───── EXTRACTED ENTRIES
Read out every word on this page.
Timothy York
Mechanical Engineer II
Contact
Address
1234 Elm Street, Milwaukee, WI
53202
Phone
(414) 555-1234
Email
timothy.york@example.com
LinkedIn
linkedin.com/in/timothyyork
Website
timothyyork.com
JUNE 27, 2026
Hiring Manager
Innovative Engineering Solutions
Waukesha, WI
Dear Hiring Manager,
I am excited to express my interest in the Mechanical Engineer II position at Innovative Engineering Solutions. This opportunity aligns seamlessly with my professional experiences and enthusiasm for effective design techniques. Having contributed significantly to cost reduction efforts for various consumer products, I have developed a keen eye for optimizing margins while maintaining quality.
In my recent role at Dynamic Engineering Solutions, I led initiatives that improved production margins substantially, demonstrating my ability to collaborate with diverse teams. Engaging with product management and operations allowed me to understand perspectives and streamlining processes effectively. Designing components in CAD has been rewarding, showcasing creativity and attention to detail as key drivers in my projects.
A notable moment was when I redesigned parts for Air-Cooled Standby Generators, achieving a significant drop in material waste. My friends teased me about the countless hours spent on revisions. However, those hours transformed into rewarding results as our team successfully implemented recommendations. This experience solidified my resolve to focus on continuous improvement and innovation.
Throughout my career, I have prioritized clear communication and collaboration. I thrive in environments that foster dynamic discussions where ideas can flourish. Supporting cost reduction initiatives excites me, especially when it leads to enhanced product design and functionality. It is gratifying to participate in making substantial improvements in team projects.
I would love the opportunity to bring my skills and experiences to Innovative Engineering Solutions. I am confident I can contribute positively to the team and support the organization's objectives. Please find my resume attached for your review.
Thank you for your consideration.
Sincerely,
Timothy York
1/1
──────────
*JOB*.
Every line of the listing that holds "your" should be found and copied.

*ANSWER FOR THIS EXERCISE*.
I would love the opportunity to bring my skills and experiences to Innovative Engineering Solutions. I am confident I can contribute positively to the team and support the organization's objectives. Please find my resume attached for your review.
Thank you for your consideration.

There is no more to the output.